WHAT IS BEING ASKED
Please quote every line word for word.

LISTED RECORDS
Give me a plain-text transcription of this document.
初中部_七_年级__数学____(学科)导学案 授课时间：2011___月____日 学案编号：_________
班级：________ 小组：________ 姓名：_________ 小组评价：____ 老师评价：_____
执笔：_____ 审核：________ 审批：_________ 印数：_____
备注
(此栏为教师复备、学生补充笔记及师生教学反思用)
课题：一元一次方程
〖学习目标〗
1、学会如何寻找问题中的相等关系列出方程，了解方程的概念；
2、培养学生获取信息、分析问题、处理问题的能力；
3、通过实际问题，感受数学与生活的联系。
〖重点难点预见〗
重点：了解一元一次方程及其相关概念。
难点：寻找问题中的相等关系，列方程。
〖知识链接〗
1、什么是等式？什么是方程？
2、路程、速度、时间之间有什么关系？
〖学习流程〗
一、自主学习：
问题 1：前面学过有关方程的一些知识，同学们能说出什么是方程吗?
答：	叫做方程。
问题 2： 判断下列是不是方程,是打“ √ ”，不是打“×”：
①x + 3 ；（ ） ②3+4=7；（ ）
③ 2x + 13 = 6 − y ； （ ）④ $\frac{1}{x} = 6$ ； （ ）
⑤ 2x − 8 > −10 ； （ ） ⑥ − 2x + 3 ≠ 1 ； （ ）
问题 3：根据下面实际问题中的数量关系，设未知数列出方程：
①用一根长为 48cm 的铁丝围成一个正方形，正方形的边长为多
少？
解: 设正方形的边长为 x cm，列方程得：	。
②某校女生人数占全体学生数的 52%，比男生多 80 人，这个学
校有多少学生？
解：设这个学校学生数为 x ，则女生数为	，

THE RESPONSE
Give me a plain-text transcription of this document.
初中部_七_年级__数学____(学科)导学案 授课时间：2011___月____日 学案编号：_________
班级：________ 小组：________ 姓名：_________ 小组评价：____ 老师评价：_____
执笔：_____ 审核：________ 审批：_________ 印数：_____
备注
(此栏为教师复备、学生补充笔记及师生教学反思用)
课题：一元一次方程
〖学习目标〗
1、学会如何寻找问题中的相等关系列出方程，了解方程的概念；
2、培养学生获取信息、分析问题、处理问题的能力；
3、通过实际问题，感受数学与生活的联系。
〖重点难点预见〗
重点：了解一元一次方程及其相关概念。
难点：寻找问题中的相等关系，列方程。
〖知识链接〗
1、什么是等式？什么是方程？
2、路程、速度、时间之间有什么关系？
〖学习流程〗
一、自主学习：
问题 1：前面学过有关方程的一些知识，同学们能说出什么是方程吗?
答：	叫做方程。
问题 2： 判断下列是不是方程,是打“ √ ”，不是打“×”：
①x + 3 ；（ ） ②3+4=7；（ ）
③ 2x + 13 = 6 − y ； （ ）④ $\frac{1}{x} = 6$ ； （ ）
⑤ 2x − 8 > −10 ； （ ） ⑥ − 2x + 3 ≠ 1 ； （ ）
问题 3：根据下面实际问题中的数量关系，设未知数列出方程：
①用一根长为 48cm 的铁丝围成一个正方形，正方形的边长为多
少？
解: 设正方形的边长为 x cm，列方程得：	。
②某校女生人数占全体学生数的 52%，比男生多 80 人，这个学
校有多少学生？
解：设这个学校学生数为 x ，则女生数为	，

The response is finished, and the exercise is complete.